Task directions: Please retype the records below exactly, leaving out any pictures.

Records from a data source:
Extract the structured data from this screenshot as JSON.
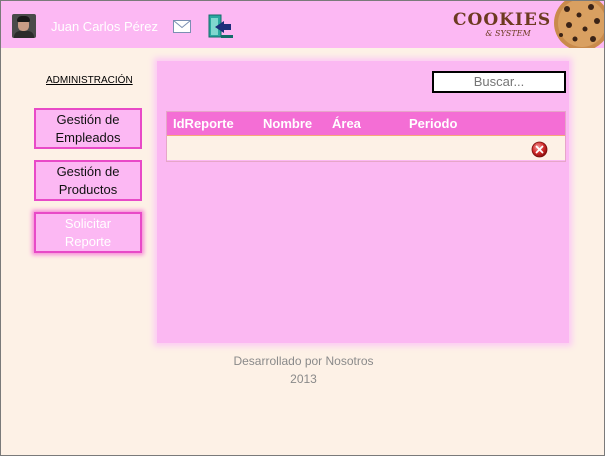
{
  "header": {
    "username": "Juan Carlos Pérez",
    "logo_main": "COOKIES",
    "logo_sub": "& SYSTEM",
    "icons": [
      "avatar",
      "mail-icon",
      "logout-icon",
      "cookie-icon"
    ]
  },
  "sidebar": {
    "title": "ADMINISTRACIÓN",
    "items": [
      {
        "line1": "Gestión de",
        "line2": "Empleados"
      },
      {
        "line1": "Gestión de",
        "line2": "Productos"
      },
      {
        "line1": "Solicitar",
        "line2": "Reporte"
      }
    ]
  },
  "main": {
    "search_placeholder": "Buscar...",
    "table": {
      "columns": [
        "IdReporte",
        "Nombre",
        "Área",
        "Periodo"
      ],
      "rows": [
        {
          "cells": [
            "",
            "",
            "",
            ""
          ],
          "action": "delete-icon"
        }
      ]
    }
  },
  "footer": {
    "line1": "Desarrollado por Nosotros",
    "line2": "2013"
  },
  "colors": {
    "header_bg": "#fcb8f3",
    "panel_bg": "#fbb8f2",
    "table_header_bg": "#f46ed5",
    "button_border": "#e84ac7",
    "page_bg": "#fdf1e6"
  }
}
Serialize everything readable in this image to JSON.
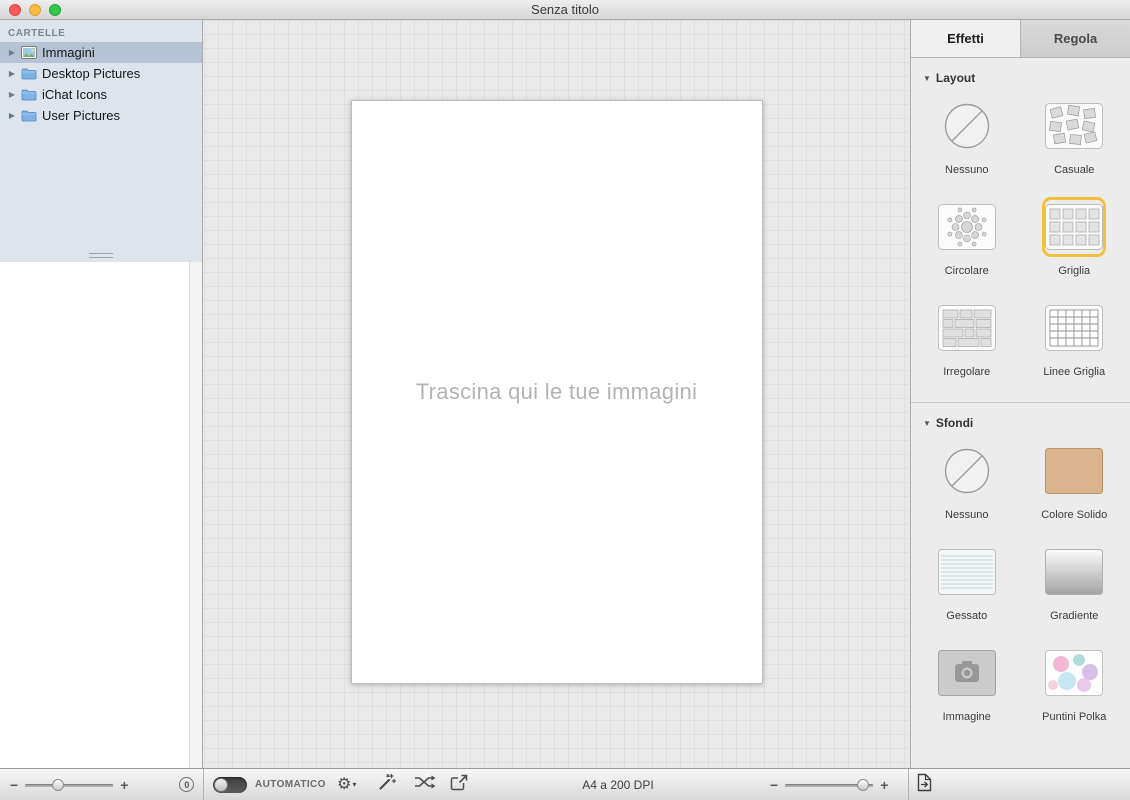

Task response:
Extract the structured data from this screenshot as JSON.
{
  "header": {
    "username": "Juan Carlos Pérez",
    "logo_main": "COOKIES",
    "logo_sub": "& SYSTEM",
    "icons": [
      "avatar",
      "mail-icon",
      "logout-icon",
      "cookie-icon"
    ]
  },
  "sidebar": {
    "title": "ADMINISTRACIÓN",
    "items": [
      {
        "line1": "Gestión de",
        "line2": "Empleados"
      },
      {
        "line1": "Gestión de",
        "line2": "Productos"
      },
      {
        "line1": "Solicitar",
        "line2": "Reporte"
      }
    ]
  },
  "main": {
    "search_placeholder": "Buscar...",
    "table": {
      "columns": [
        "IdReporte",
        "Nombre",
        "Área",
        "Periodo"
      ],
      "rows": [
        {
          "cells": [
            "",
            "",
            "",
            ""
          ],
          "action": "delete-icon"
        }
      ]
    }
  },
  "footer": {
    "line1": "Desarrollado por Nosotros",
    "line2": "2013"
  },
  "colors": {
    "header_bg": "#fcb8f3",
    "panel_bg": "#fbb8f2",
    "table_header_bg": "#f46ed5",
    "button_border": "#e84ac7",
    "page_bg": "#fdf1e6"
  }
}
Serialize everything readable in this image to JSON.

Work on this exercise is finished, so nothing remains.